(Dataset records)
+++++

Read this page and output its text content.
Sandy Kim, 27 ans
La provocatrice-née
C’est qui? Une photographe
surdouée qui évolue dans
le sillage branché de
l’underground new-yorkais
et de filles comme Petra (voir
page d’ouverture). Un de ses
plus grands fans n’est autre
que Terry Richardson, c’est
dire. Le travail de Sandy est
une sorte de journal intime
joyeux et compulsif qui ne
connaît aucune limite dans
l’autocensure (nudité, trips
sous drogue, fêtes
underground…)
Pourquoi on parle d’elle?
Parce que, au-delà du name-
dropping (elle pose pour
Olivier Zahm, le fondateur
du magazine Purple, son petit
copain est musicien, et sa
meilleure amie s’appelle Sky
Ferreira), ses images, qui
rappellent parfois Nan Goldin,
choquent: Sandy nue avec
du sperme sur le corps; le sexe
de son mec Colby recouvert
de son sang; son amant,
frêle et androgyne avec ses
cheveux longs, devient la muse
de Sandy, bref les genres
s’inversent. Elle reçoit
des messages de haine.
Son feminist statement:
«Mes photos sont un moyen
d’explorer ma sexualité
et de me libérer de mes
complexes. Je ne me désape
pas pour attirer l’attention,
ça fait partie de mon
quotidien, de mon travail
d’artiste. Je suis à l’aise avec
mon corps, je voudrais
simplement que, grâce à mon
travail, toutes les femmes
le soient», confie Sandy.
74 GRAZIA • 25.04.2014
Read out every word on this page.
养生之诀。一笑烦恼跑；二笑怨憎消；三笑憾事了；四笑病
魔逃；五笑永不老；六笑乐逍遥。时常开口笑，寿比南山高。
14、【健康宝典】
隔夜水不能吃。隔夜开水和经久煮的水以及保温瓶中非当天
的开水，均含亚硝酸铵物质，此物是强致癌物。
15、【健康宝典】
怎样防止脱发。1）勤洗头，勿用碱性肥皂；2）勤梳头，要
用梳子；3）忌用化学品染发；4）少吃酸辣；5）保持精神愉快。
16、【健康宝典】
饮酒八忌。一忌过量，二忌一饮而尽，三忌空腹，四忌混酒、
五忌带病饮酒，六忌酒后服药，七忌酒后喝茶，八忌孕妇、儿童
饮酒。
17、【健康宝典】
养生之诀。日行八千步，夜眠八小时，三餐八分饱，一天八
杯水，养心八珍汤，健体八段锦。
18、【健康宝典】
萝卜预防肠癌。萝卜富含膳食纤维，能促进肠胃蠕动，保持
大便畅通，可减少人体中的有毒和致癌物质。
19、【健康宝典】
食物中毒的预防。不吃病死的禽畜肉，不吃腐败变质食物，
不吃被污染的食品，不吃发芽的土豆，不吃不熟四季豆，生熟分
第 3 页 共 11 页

+++++

* **Work to be completed**
Please list every line of the records that contains "corps".

* **Task answer**
du sperme sur le corps; le sexe
mon corps, je voudrais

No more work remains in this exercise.